* **Exercise aim**: Pictures are not part of the copy; repeat everything else in the records exactly.

* **Materials provided**:
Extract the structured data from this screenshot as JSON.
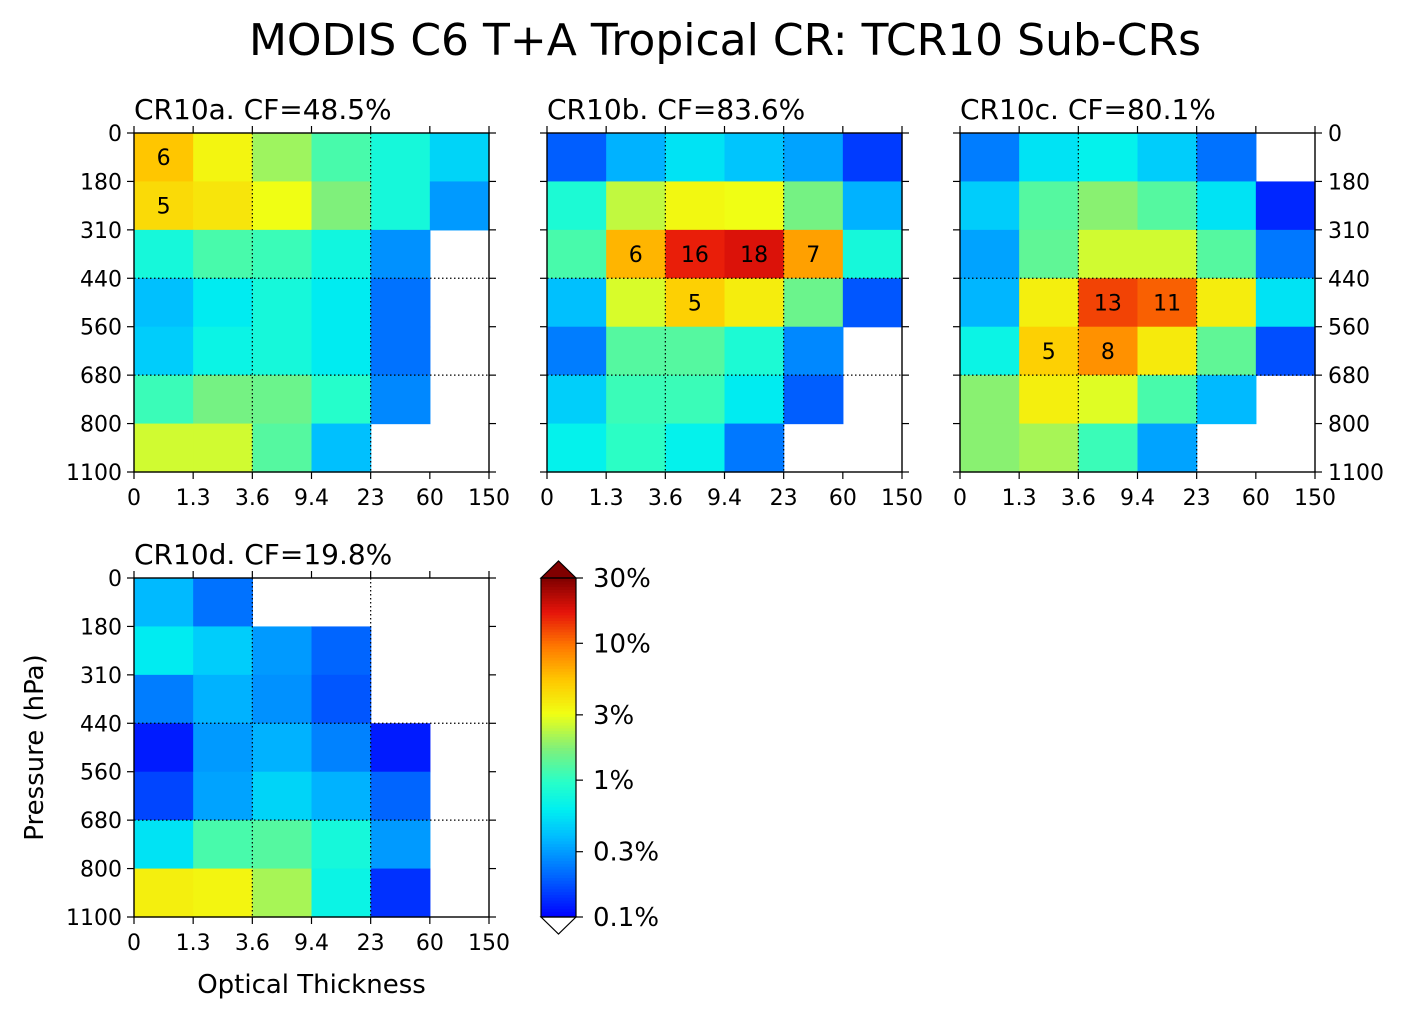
{
  "suptitle": "MODIS C6 T+A Tropical CR: TCR10 Sub-CRs",
  "chart_data": {
    "type": "heatmap",
    "x_tick_labels": [
      "0",
      "1.3",
      "3.6",
      "9.4",
      "23",
      "60",
      "150"
    ],
    "y_tick_labels": [
      "0",
      "180",
      "310",
      "440",
      "560",
      "680",
      "800",
      "1100"
    ],
    "xlabel": "Optical Thickness",
    "ylabel": "Pressure (hPa)",
    "value_unit": "%",
    "color_scale": "log",
    "colorbar": {
      "range": [
        0.1,
        30
      ],
      "extend": "both",
      "tick_values": [
        0.1,
        0.3,
        1,
        3,
        10,
        30
      ],
      "tick_labels": [
        "0.1%",
        "0.3%",
        "1%",
        "3%",
        "10%",
        "30%"
      ]
    },
    "panels": [
      {
        "title": "CR10a. CF=48.5%",
        "values": [
          [
            5.5,
            3.4,
            2.0,
            1.2,
            0.8,
            0.48
          ],
          [
            4.5,
            4.0,
            3.1,
            1.7,
            0.8,
            0.3
          ],
          [
            0.8,
            1.2,
            1.1,
            0.75,
            0.28,
            null
          ],
          [
            0.4,
            0.6,
            0.8,
            0.6,
            0.22,
            null
          ],
          [
            0.45,
            0.7,
            0.8,
            0.6,
            0.22,
            null
          ],
          [
            1.1,
            1.6,
            1.5,
            0.95,
            0.26,
            null
          ],
          [
            2.6,
            2.6,
            1.3,
            0.4,
            null,
            null
          ]
        ],
        "labels": [
          [
            6,
            null,
            null,
            null,
            null,
            null
          ],
          [
            5,
            null,
            null,
            null,
            null,
            null
          ],
          [
            null,
            null,
            null,
            null,
            null,
            null
          ],
          [
            null,
            null,
            null,
            null,
            null,
            null
          ],
          [
            null,
            null,
            null,
            null,
            null,
            null
          ],
          [
            null,
            null,
            null,
            null,
            null,
            null
          ],
          [
            null,
            null,
            null,
            null,
            null,
            null
          ]
        ]
      },
      {
        "title": "CR10b. CF=83.6%",
        "values": [
          [
            0.19,
            0.36,
            0.55,
            0.42,
            0.32,
            0.15
          ],
          [
            0.85,
            2.4,
            3.3,
            3.1,
            1.6,
            0.36
          ],
          [
            1.2,
            6.2,
            16,
            18,
            7.2,
            0.8
          ],
          [
            0.4,
            2.7,
            5.0,
            3.7,
            1.5,
            0.18
          ],
          [
            0.24,
            1.3,
            1.3,
            0.85,
            0.26,
            null
          ],
          [
            0.46,
            1.1,
            1.1,
            0.6,
            0.19,
            null
          ],
          [
            0.65,
            1.0,
            0.65,
            0.23,
            null,
            null
          ]
        ],
        "labels": [
          [
            null,
            null,
            null,
            null,
            null,
            null
          ],
          [
            null,
            null,
            null,
            null,
            null,
            null
          ],
          [
            null,
            6,
            16,
            18,
            7,
            null
          ],
          [
            null,
            null,
            5,
            null,
            null,
            null
          ],
          [
            null,
            null,
            null,
            null,
            null,
            null
          ],
          [
            null,
            null,
            null,
            null,
            null,
            null
          ],
          [
            null,
            null,
            null,
            null,
            null,
            null
          ]
        ]
      },
      {
        "title": "CR10c. CF=80.1%",
        "values": [
          [
            0.24,
            0.55,
            0.65,
            0.45,
            0.22,
            null
          ],
          [
            0.45,
            1.3,
            1.8,
            1.3,
            0.55,
            0.13
          ],
          [
            0.32,
            1.4,
            2.6,
            2.6,
            1.3,
            0.23
          ],
          [
            0.37,
            3.6,
            13,
            11,
            3.7,
            0.55
          ],
          [
            0.7,
            5.0,
            8.0,
            3.8,
            1.4,
            0.17
          ],
          [
            1.8,
            3.6,
            2.8,
            1.2,
            0.38,
            null
          ],
          [
            1.8,
            2.1,
            1.1,
            0.32,
            null,
            null
          ]
        ],
        "labels": [
          [
            null,
            null,
            null,
            null,
            null,
            null
          ],
          [
            null,
            null,
            null,
            null,
            null,
            null
          ],
          [
            null,
            null,
            null,
            null,
            null,
            null
          ],
          [
            null,
            null,
            13,
            11,
            null,
            null
          ],
          [
            null,
            5,
            8,
            null,
            null,
            null
          ],
          [
            null,
            null,
            null,
            null,
            null,
            null
          ],
          [
            null,
            null,
            null,
            null,
            null,
            null
          ]
        ]
      },
      {
        "title": "CR10d. CF=19.8%",
        "values": [
          [
            0.38,
            0.22,
            null,
            null,
            null,
            null
          ],
          [
            0.6,
            0.45,
            0.3,
            0.2,
            null,
            null
          ],
          [
            0.24,
            0.36,
            0.28,
            0.18,
            null,
            null
          ],
          [
            0.12,
            0.3,
            0.36,
            0.25,
            0.12,
            null
          ],
          [
            0.16,
            0.32,
            0.48,
            0.36,
            0.2,
            null
          ],
          [
            0.55,
            1.2,
            1.3,
            0.8,
            0.3,
            null
          ],
          [
            3.6,
            3.4,
            2.1,
            0.7,
            0.14,
            null
          ]
        ],
        "labels": [
          [
            null,
            null,
            null,
            null,
            null,
            null
          ],
          [
            null,
            null,
            null,
            null,
            null,
            null
          ],
          [
            null,
            null,
            null,
            null,
            null,
            null
          ],
          [
            null,
            null,
            null,
            null,
            null,
            null
          ],
          [
            null,
            null,
            null,
            null,
            null,
            null
          ],
          [
            null,
            null,
            null,
            null,
            null,
            null
          ],
          [
            null,
            null,
            null,
            null,
            null,
            null
          ]
        ]
      }
    ]
  }
}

* **Exercise response**:
Extract the structured data from this screenshot as JSON.
{
  "suptitle": "MODIS C6 T+A Tropical CR: TCR10 Sub-CRs",
  "chart_data": {
    "type": "heatmap",
    "x_tick_labels": [
      "0",
      "1.3",
      "3.6",
      "9.4",
      "23",
      "60",
      "150"
    ],
    "y_tick_labels": [
      "0",
      "180",
      "310",
      "440",
      "560",
      "680",
      "800",
      "1100"
    ],
    "xlabel": "Optical Thickness",
    "ylabel": "Pressure (hPa)",
    "value_unit": "%",
    "color_scale": "log",
    "colorbar": {
      "range": [
        0.1,
        30
      ],
      "extend": "both",
      "tick_values": [
        0.1,
        0.3,
        1,
        3,
        10,
        30
      ],
      "tick_labels": [
        "0.1%",
        "0.3%",
        "1%",
        "3%",
        "10%",
        "30%"
      ]
    },
    "panels": [
      {
        "title": "CR10a. CF=48.5%",
        "values": [
          [
            5.5,
            3.4,
            2.0,
            1.2,
            0.8,
            0.48
          ],
          [
            4.5,
            4.0,
            3.1,
            1.7,
            0.8,
            0.3
          ],
          [
            0.8,
            1.2,
            1.1,
            0.75,
            0.28,
            null
          ],
          [
            0.4,
            0.6,
            0.8,
            0.6,
            0.22,
            null
          ],
          [
            0.45,
            0.7,
            0.8,
            0.6,
            0.22,
            null
          ],
          [
            1.1,
            1.6,
            1.5,
            0.95,
            0.26,
            null
          ],
          [
            2.6,
            2.6,
            1.3,
            0.4,
            null,
            null
          ]
        ],
        "labels": [
          [
            6,
            null,
            null,
            null,
            null,
            null
          ],
          [
            5,
            null,
            null,
            null,
            null,
            null
          ],
          [
            null,
            null,
            null,
            null,
            null,
            null
          ],
          [
            null,
            null,
            null,
            null,
            null,
            null
          ],
          [
            null,
            null,
            null,
            null,
            null,
            null
          ],
          [
            null,
            null,
            null,
            null,
            null,
            null
          ],
          [
            null,
            null,
            null,
            null,
            null,
            null
          ]
        ]
      },
      {
        "title": "CR10b. CF=83.6%",
        "values": [
          [
            0.19,
            0.36,
            0.55,
            0.42,
            0.32,
            0.15
          ],
          [
            0.85,
            2.4,
            3.3,
            3.1,
            1.6,
            0.36
          ],
          [
            1.2,
            6.2,
            16,
            18,
            7.2,
            0.8
          ],
          [
            0.4,
            2.7,
            5.0,
            3.7,
            1.5,
            0.18
          ],
          [
            0.24,
            1.3,
            1.3,
            0.85,
            0.26,
            null
          ],
          [
            0.46,
            1.1,
            1.1,
            0.6,
            0.19,
            null
          ],
          [
            0.65,
            1.0,
            0.65,
            0.23,
            null,
            null
          ]
        ],
        "labels": [
          [
            null,
            null,
            null,
            null,
            null,
            null
          ],
          [
            null,
            null,
            null,
            null,
            null,
            null
          ],
          [
            null,
            6,
            16,
            18,
            7,
            null
          ],
          [
            null,
            null,
            5,
            null,
            null,
            null
          ],
          [
            null,
            null,
            null,
            null,
            null,
            null
          ],
          [
            null,
            null,
            null,
            null,
            null,
            null
          ],
          [
            null,
            null,
            null,
            null,
            null,
            null
          ]
        ]
      },
      {
        "title": "CR10c. CF=80.1%",
        "values": [
          [
            0.24,
            0.55,
            0.65,
            0.45,
            0.22,
            null
          ],
          [
            0.45,
            1.3,
            1.8,
            1.3,
            0.55,
            0.13
          ],
          [
            0.32,
            1.4,
            2.6,
            2.6,
            1.3,
            0.23
          ],
          [
            0.37,
            3.6,
            13,
            11,
            3.7,
            0.55
          ],
          [
            0.7,
            5.0,
            8.0,
            3.8,
            1.4,
            0.17
          ],
          [
            1.8,
            3.6,
            2.8,
            1.2,
            0.38,
            null
          ],
          [
            1.8,
            2.1,
            1.1,
            0.32,
            null,
            null
          ]
        ],
        "labels": [
          [
            null,
            null,
            null,
            null,
            null,
            null
          ],
          [
            null,
            null,
            null,
            null,
            null,
            null
          ],
          [
            null,
            null,
            null,
            null,
            null,
            null
          ],
          [
            null,
            null,
            13,
            11,
            null,
            null
          ],
          [
            null,
            5,
            8,
            null,
            null,
            null
          ],
          [
            null,
            null,
            null,
            null,
            null,
            null
          ],
          [
            null,
            null,
            null,
            null,
            null,
            null
          ]
        ]
      },
      {
        "title": "CR10d. CF=19.8%",
        "values": [
          [
            0.38,
            0.22,
            null,
            null,
            null,
            null
          ],
          [
            0.6,
            0.45,
            0.3,
            0.2,
            null,
            null
          ],
          [
            0.24,
            0.36,
            0.28,
            0.18,
            null,
            null
          ],
          [
            0.12,
            0.3,
            0.36,
            0.25,
            0.12,
            null
          ],
          [
            0.16,
            0.32,
            0.48,
            0.36,
            0.2,
            null
          ],
          [
            0.55,
            1.2,
            1.3,
            0.8,
            0.3,
            null
          ],
          [
            3.6,
            3.4,
            2.1,
            0.7,
            0.14,
            null
          ]
        ],
        "labels": [
          [
            null,
            null,
            null,
            null,
            null,
            null
          ],
          [
            null,
            null,
            null,
            null,
            null,
            null
          ],
          [
            null,
            null,
            null,
            null,
            null,
            null
          ],
          [
            null,
            null,
            null,
            null,
            null,
            null
          ],
          [
            null,
            null,
            null,
            null,
            null,
            null
          ],
          [
            null,
            null,
            null,
            null,
            null,
            null
          ],
          [
            null,
            null,
            null,
            null,
            null,
            null
          ]
        ]
      }
    ]
  }
}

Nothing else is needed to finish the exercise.